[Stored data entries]

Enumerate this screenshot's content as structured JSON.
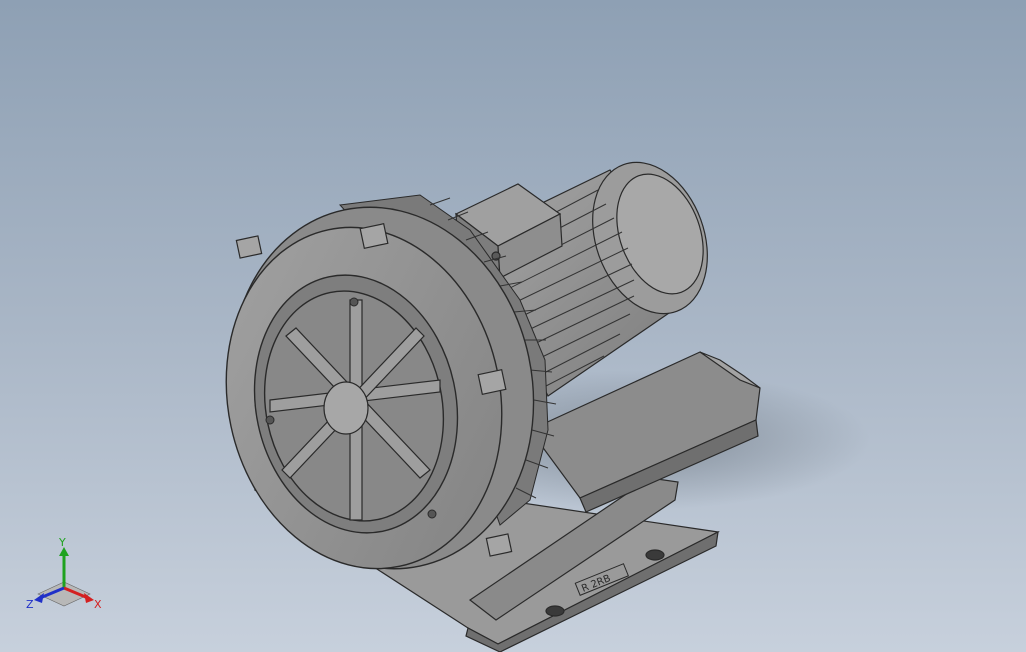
{
  "viewport": {
    "background_top": "#8ea0b4",
    "background_bottom": "#c7d0dc"
  },
  "model": {
    "name": "",
    "body_color": "#8f8f8f",
    "edge_color": "#2a2a2a",
    "plate_logo": "R 2RB"
  },
  "triad": {
    "x_label": "X",
    "y_label": "Y",
    "z_label": "Z",
    "x_color": "#d42020",
    "y_color": "#1fa21f",
    "z_color": "#2030c8"
  }
}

▶ [Problem] Your task is to reproduce all of the material exactly. The pictures stay out.

▶ [Response below]
Enumerate this screenshot's content as structured JSON.
{
  "viewport": {
    "background_top": "#8ea0b4",
    "background_bottom": "#c7d0dc"
  },
  "model": {
    "name": "",
    "body_color": "#8f8f8f",
    "edge_color": "#2a2a2a",
    "plate_logo": "R 2RB"
  },
  "triad": {
    "x_label": "X",
    "y_label": "Y",
    "z_label": "Z",
    "x_color": "#d42020",
    "y_color": "#1fa21f",
    "z_color": "#2030c8"
  }
}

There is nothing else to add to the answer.